** Provided material **
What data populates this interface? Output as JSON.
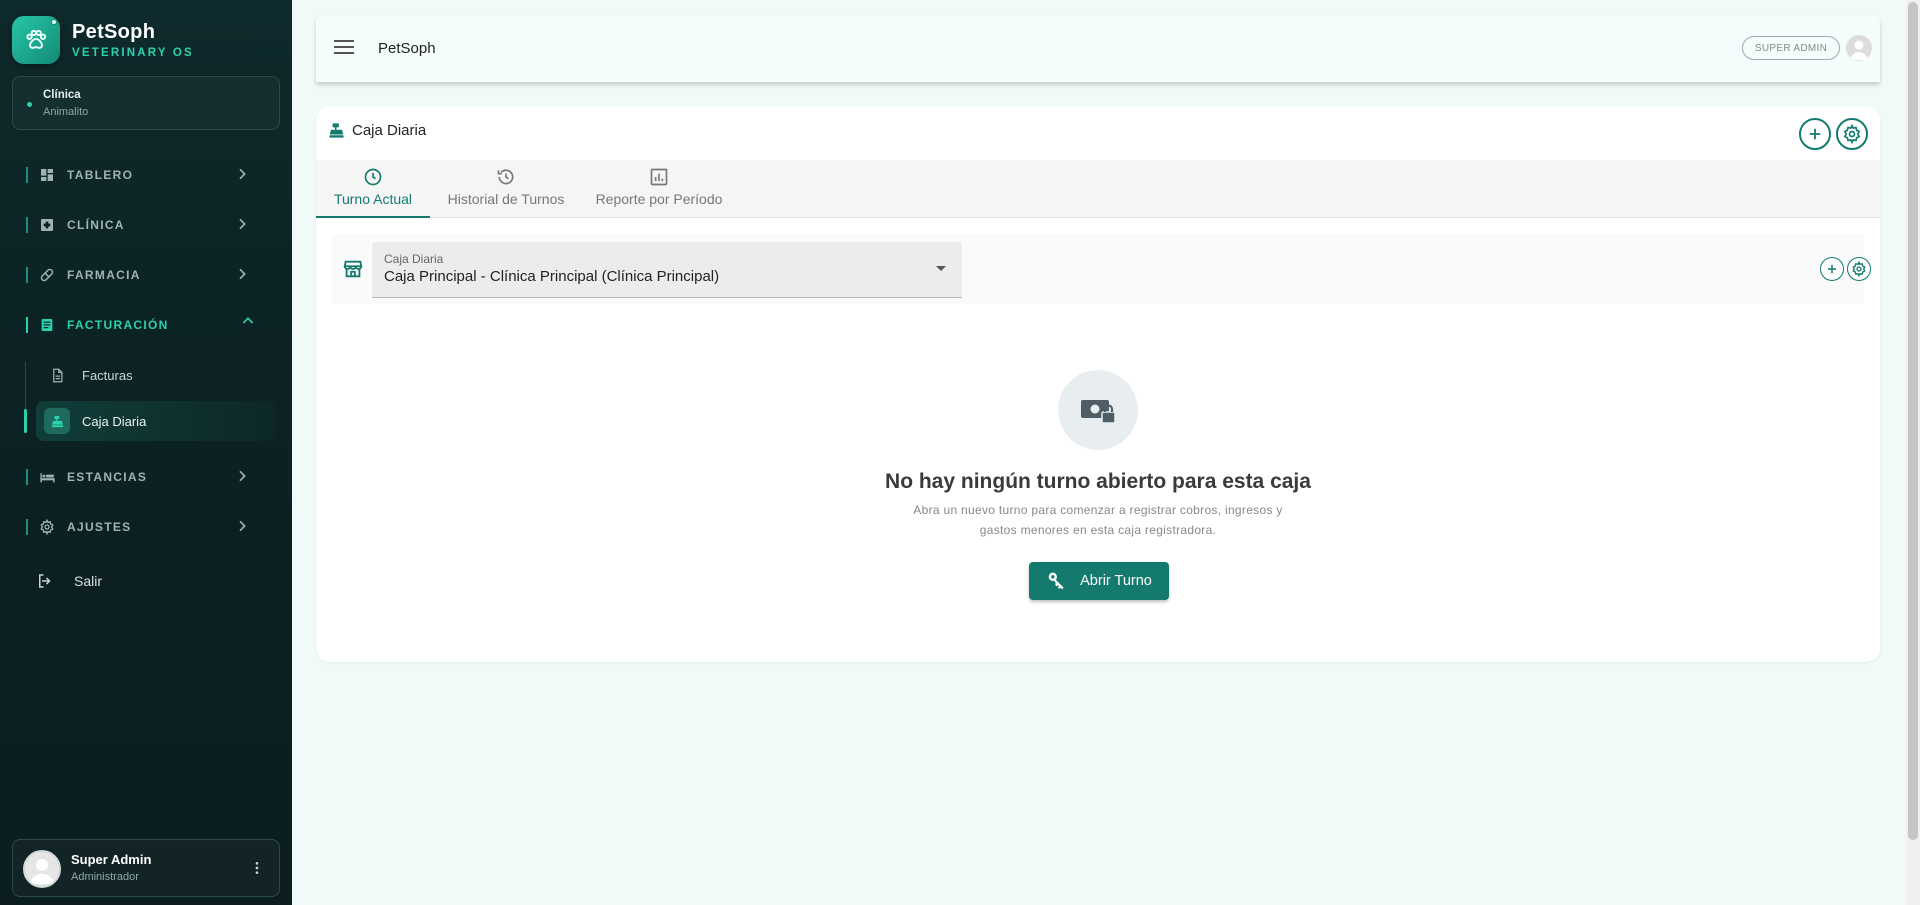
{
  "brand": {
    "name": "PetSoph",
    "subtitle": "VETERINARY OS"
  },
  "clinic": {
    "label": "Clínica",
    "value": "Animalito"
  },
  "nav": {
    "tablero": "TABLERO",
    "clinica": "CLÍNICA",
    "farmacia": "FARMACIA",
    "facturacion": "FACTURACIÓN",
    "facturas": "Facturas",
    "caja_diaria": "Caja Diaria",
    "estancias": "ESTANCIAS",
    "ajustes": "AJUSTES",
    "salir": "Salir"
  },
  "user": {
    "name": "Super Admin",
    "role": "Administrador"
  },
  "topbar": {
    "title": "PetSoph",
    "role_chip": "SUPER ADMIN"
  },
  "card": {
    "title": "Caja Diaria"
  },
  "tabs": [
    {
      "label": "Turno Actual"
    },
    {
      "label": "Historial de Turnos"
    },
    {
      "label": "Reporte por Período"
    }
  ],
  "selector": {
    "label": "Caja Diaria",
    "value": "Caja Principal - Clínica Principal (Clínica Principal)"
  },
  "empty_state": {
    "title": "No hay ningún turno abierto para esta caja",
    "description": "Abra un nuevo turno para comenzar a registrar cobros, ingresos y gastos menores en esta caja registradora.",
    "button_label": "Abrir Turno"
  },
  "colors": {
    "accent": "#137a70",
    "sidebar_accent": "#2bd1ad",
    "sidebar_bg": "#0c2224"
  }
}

* * *

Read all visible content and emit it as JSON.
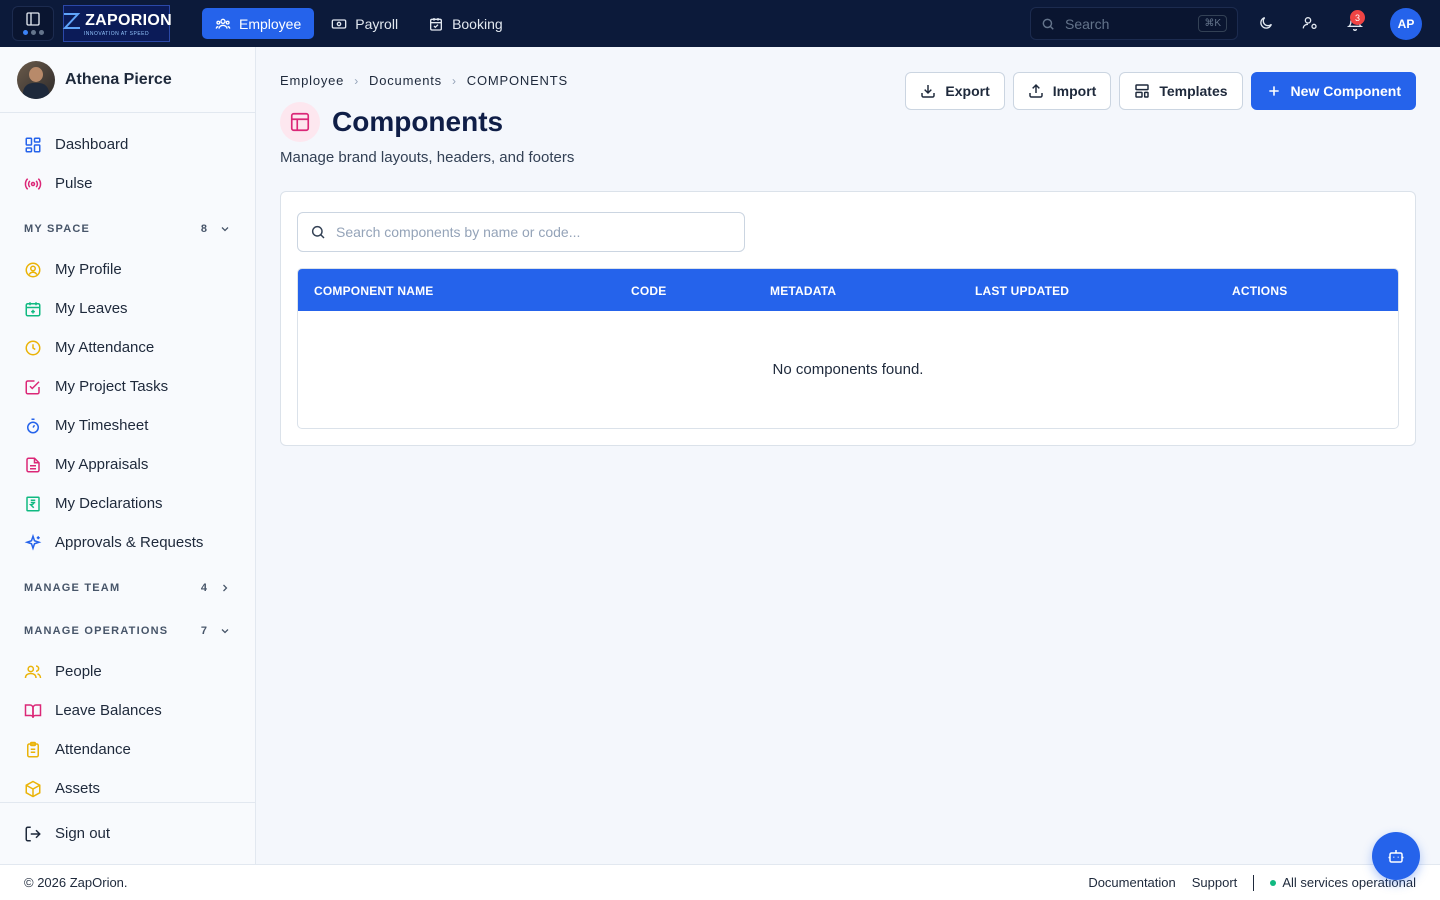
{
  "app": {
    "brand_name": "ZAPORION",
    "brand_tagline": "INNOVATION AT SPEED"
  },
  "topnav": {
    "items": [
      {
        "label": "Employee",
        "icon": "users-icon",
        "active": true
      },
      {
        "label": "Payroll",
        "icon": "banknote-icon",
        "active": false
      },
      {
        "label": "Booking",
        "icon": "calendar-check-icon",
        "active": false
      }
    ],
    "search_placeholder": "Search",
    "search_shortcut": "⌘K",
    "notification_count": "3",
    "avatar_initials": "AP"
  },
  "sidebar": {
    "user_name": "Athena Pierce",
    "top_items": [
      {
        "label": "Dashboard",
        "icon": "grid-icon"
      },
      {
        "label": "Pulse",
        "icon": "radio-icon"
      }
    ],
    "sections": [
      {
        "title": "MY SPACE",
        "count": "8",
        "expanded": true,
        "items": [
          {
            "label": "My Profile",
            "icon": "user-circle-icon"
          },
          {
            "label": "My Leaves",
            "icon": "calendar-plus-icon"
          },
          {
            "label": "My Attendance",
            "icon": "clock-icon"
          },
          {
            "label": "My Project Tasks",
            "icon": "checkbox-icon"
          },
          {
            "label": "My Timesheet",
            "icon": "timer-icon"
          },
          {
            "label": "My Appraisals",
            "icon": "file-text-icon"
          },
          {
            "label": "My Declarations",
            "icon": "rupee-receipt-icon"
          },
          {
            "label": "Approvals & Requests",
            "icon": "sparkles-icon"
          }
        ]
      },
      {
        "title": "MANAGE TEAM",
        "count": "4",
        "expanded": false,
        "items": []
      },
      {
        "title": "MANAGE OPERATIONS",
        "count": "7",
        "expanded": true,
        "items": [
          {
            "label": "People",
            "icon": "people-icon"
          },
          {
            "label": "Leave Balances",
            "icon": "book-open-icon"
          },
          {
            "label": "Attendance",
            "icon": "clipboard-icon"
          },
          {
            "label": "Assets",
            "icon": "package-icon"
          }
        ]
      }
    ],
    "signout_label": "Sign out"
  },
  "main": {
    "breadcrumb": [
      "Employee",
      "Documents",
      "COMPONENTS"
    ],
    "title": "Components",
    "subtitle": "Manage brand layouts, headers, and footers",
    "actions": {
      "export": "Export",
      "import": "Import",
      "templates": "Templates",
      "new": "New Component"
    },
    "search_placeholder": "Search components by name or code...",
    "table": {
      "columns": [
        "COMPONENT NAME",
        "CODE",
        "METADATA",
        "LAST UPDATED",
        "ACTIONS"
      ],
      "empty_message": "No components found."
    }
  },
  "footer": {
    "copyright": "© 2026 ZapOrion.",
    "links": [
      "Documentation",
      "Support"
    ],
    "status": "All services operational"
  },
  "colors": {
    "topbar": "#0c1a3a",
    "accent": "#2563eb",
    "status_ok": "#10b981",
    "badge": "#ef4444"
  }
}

** Task objective **
In the entries above, count each line that holds "Attendance". Give the total and nothing else.

** The output **
2